SHORT TASK:
From the entries below, say how many lines carry the word "ylabel", and give nothing but the number.

INFORMATION SHOWN:
↓↓↓
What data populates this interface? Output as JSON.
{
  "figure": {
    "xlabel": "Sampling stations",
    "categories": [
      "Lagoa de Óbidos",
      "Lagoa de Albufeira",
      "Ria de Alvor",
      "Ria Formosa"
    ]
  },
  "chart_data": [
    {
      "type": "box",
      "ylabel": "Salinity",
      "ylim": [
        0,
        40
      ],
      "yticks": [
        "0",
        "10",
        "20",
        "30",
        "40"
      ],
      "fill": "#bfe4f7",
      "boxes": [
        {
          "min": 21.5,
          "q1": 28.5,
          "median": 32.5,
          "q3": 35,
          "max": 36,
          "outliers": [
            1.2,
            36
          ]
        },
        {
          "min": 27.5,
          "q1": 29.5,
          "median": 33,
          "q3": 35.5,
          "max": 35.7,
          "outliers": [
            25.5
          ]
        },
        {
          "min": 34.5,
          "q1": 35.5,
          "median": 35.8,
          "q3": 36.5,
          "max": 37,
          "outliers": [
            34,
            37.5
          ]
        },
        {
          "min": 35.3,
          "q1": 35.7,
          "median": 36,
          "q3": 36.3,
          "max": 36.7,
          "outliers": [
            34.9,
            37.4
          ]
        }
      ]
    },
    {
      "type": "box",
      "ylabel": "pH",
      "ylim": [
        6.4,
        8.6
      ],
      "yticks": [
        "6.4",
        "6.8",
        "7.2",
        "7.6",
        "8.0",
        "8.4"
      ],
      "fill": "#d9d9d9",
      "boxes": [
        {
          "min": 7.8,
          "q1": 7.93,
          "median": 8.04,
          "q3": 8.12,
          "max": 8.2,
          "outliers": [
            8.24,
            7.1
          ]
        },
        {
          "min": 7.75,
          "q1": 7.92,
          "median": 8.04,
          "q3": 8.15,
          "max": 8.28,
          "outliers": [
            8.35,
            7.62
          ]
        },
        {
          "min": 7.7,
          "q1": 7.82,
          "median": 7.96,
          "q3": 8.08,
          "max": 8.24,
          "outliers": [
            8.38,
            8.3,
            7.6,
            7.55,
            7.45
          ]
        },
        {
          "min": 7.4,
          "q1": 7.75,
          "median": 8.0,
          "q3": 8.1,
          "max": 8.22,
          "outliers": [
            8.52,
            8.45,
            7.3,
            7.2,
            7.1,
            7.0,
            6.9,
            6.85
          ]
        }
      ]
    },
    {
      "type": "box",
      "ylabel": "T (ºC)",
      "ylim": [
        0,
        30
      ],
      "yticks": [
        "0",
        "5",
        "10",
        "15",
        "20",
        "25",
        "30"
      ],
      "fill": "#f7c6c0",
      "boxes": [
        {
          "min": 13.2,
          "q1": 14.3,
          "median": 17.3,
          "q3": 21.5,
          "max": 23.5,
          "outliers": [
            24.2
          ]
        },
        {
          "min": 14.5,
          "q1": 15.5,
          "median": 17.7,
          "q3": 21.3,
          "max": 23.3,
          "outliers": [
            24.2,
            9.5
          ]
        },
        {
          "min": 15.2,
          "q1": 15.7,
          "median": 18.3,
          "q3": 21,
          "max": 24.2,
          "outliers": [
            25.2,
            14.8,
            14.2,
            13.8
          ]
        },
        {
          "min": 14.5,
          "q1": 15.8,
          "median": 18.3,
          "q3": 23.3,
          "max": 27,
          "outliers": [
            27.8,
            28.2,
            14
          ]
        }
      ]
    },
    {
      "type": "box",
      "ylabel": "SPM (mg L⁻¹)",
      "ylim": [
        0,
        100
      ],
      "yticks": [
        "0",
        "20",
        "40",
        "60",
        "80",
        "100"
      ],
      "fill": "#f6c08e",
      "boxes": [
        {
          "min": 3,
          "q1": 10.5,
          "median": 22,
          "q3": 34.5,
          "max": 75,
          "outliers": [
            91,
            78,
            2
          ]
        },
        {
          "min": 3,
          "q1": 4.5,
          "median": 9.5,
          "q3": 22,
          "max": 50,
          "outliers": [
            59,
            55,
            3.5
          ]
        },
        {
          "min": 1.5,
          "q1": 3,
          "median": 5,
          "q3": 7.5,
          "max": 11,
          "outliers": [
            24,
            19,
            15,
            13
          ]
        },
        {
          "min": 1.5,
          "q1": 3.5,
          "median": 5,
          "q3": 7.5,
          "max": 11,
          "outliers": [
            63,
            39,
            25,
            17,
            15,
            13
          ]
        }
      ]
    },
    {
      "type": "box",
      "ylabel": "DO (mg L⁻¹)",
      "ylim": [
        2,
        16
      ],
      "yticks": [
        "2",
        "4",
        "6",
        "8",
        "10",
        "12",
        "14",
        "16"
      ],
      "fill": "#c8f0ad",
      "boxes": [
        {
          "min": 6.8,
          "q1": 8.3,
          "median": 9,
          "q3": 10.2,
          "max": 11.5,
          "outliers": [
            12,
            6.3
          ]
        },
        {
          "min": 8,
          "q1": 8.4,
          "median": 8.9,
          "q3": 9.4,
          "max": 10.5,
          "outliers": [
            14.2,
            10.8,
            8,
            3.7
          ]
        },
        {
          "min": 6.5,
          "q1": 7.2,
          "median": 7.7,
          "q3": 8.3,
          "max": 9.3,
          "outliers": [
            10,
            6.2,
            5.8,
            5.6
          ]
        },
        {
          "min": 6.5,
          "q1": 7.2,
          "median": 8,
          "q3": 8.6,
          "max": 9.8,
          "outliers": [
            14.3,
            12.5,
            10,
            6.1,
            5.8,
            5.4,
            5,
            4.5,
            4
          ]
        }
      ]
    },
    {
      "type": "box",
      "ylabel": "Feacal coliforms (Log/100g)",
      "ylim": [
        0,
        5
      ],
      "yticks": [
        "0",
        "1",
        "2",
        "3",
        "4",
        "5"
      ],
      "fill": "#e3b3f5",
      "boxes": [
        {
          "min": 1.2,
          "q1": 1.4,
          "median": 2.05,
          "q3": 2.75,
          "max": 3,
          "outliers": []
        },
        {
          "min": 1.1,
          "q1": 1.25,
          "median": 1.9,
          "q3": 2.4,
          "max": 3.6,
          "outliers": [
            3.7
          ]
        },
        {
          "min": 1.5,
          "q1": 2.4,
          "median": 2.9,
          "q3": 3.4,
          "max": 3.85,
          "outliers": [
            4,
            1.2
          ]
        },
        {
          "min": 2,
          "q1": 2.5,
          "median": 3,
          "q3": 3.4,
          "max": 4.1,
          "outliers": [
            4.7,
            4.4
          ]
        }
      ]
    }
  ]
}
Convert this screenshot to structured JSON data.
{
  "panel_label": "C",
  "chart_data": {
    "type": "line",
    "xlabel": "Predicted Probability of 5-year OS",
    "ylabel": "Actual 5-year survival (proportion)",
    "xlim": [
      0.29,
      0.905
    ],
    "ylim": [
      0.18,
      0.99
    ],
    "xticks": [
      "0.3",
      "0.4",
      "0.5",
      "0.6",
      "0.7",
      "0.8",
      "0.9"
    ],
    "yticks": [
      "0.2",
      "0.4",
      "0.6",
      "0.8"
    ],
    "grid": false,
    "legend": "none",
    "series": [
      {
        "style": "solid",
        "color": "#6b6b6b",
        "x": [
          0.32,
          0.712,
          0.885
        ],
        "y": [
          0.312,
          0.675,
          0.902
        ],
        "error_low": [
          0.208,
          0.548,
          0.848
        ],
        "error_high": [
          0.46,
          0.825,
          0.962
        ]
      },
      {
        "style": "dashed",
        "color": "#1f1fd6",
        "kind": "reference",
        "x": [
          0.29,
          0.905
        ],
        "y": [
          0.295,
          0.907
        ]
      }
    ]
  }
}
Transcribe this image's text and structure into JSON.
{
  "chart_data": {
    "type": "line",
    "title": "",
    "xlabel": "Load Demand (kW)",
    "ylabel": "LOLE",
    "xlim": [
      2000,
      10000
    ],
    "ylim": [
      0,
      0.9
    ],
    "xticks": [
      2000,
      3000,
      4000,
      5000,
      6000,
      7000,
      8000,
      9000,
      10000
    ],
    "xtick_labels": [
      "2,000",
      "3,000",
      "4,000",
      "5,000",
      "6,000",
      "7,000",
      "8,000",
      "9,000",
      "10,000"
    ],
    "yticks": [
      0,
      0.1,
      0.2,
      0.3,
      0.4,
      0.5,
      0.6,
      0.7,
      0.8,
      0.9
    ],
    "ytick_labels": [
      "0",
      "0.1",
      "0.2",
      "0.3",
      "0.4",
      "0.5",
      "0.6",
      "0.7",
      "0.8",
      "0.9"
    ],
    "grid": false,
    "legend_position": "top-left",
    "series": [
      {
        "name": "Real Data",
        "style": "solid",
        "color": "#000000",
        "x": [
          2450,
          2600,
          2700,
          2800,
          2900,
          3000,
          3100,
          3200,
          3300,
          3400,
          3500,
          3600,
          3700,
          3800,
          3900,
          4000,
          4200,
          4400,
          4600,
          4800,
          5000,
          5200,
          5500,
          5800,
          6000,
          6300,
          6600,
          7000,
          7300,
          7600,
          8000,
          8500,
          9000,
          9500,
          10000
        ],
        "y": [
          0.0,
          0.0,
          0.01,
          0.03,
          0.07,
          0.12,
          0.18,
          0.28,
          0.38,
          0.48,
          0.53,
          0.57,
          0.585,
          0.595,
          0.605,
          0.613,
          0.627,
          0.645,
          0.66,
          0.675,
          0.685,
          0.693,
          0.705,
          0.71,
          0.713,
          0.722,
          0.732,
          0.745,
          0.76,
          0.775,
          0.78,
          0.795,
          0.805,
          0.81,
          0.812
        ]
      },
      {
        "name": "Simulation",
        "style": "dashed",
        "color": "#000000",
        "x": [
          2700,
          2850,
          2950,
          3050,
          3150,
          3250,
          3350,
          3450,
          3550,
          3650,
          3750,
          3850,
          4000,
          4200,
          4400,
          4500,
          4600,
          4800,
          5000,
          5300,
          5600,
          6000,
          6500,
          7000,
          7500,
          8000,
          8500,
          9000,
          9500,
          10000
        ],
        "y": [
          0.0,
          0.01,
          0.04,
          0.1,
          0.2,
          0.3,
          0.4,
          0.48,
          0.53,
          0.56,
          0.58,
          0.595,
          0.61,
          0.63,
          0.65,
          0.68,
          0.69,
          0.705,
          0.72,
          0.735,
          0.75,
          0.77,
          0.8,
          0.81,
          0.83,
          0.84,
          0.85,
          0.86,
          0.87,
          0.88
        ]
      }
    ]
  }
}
↑↑↑
THE OUTPUT:
8